'''

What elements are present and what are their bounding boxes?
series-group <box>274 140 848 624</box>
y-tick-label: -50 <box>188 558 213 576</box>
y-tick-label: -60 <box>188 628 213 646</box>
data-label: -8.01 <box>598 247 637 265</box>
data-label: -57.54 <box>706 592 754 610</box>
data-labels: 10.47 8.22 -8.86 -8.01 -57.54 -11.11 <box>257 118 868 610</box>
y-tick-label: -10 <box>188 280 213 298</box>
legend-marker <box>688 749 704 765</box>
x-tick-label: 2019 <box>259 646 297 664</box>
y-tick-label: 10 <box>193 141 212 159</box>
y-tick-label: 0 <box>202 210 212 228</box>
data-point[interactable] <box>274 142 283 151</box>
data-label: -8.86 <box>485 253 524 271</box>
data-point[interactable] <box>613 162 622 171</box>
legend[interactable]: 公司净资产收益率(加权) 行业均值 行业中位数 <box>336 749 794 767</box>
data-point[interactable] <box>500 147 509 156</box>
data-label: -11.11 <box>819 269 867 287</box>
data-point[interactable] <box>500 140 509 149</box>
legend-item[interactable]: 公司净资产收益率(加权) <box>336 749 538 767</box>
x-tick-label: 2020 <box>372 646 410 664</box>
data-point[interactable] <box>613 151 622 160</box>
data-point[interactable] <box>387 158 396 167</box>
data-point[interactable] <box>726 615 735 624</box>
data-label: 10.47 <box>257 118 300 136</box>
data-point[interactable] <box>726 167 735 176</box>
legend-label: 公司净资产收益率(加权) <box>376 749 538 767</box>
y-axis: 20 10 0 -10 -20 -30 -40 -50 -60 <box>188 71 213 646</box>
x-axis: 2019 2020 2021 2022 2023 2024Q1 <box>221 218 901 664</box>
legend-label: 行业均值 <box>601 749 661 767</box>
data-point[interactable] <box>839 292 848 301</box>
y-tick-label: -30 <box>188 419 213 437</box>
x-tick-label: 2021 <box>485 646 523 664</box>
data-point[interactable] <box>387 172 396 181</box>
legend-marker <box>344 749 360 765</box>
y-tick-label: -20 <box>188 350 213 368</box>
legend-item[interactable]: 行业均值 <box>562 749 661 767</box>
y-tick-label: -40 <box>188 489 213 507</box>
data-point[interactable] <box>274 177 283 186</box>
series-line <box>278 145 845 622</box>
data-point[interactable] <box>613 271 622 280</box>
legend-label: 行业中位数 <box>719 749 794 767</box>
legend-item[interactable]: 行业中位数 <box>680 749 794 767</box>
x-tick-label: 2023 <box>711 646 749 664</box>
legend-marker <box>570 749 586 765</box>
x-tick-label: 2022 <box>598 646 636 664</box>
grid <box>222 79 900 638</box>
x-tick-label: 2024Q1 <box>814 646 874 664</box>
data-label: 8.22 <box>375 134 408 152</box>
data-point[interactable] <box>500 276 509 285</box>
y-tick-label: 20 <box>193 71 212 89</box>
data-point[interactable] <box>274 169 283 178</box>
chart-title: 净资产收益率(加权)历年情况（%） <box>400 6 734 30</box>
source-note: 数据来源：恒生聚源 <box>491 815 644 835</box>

'''

- **SET TASK**: Reproduce each item above word for word, changing nothing.

- **SOLUTION**:
What elements are present and what are their bounding boxes?
series-group <box>274 140 848 624</box>
y-tick-label: -50 <box>188 558 213 576</box>
y-tick-label: -60 <box>188 628 213 646</box>
data-label: -8.01 <box>598 247 637 265</box>
data-label: -57.54 <box>706 592 754 610</box>
data-labels: 10.47 8.22 -8.86 -8.01 -57.54 -11.11 <box>257 118 868 610</box>
y-tick-label: -10 <box>188 280 213 298</box>
legend-marker <box>688 749 704 765</box>
x-tick-label: 2019 <box>259 646 297 664</box>
y-tick-label: 10 <box>193 141 212 159</box>
y-tick-label: 0 <box>202 210 212 228</box>
data-point[interactable] <box>274 142 283 151</box>
data-label: -8.86 <box>485 253 524 271</box>
data-point[interactable] <box>613 162 622 171</box>
legend[interactable]: 公司净资产收益率(加权) 行业均值 行业中位数 <box>336 749 794 767</box>
data-point[interactable] <box>500 147 509 156</box>
data-label: -11.11 <box>819 269 867 287</box>
data-point[interactable] <box>500 140 509 149</box>
legend-item[interactable]: 公司净资产收益率(加权) <box>336 749 538 767</box>
x-tick-label: 2020 <box>372 646 410 664</box>
data-point[interactable] <box>613 151 622 160</box>
data-point[interactable] <box>387 158 396 167</box>
data-point[interactable] <box>726 615 735 624</box>
data-label: 10.47 <box>257 118 300 136</box>
data-point[interactable] <box>726 167 735 176</box>
legend-label: 公司净资产收益率(加权) <box>376 749 538 767</box>
y-axis: 20 10 0 -10 -20 -30 -40 -50 -60 <box>188 71 213 646</box>
x-axis: 2019 2020 2021 2022 2023 2024Q1 <box>221 218 901 664</box>
legend-label: 行业均值 <box>601 749 661 767</box>
data-point[interactable] <box>839 292 848 301</box>
y-tick-label: -30 <box>188 419 213 437</box>
x-tick-label: 2021 <box>485 646 523 664</box>
data-point[interactable] <box>387 172 396 181</box>
legend-marker <box>344 749 360 765</box>
y-tick-label: -20 <box>188 350 213 368</box>
legend-item[interactable]: 行业均值 <box>562 749 661 767</box>
y-tick-label: -40 <box>188 489 213 507</box>
data-point[interactable] <box>274 177 283 186</box>
series-line <box>278 145 845 622</box>
data-point[interactable] <box>613 271 622 280</box>
legend-label: 行业中位数 <box>719 749 794 767</box>
legend-item[interactable]: 行业中位数 <box>680 749 794 767</box>
x-tick-label: 2023 <box>711 646 749 664</box>
legend-marker <box>570 749 586 765</box>
x-tick-label: 2022 <box>598 646 636 664</box>
grid <box>222 79 900 638</box>
x-tick-label: 2024Q1 <box>814 646 874 664</box>
data-label: 8.22 <box>375 134 408 152</box>
data-point[interactable] <box>500 276 509 285</box>
y-tick-label: 20 <box>193 71 212 89</box>
data-point[interactable] <box>274 169 283 178</box>
chart-title: 净资产收益率(加权)历年情况（%） <box>400 6 734 30</box>
source-note: 数据来源：恒生聚源 <box>491 815 644 835</box>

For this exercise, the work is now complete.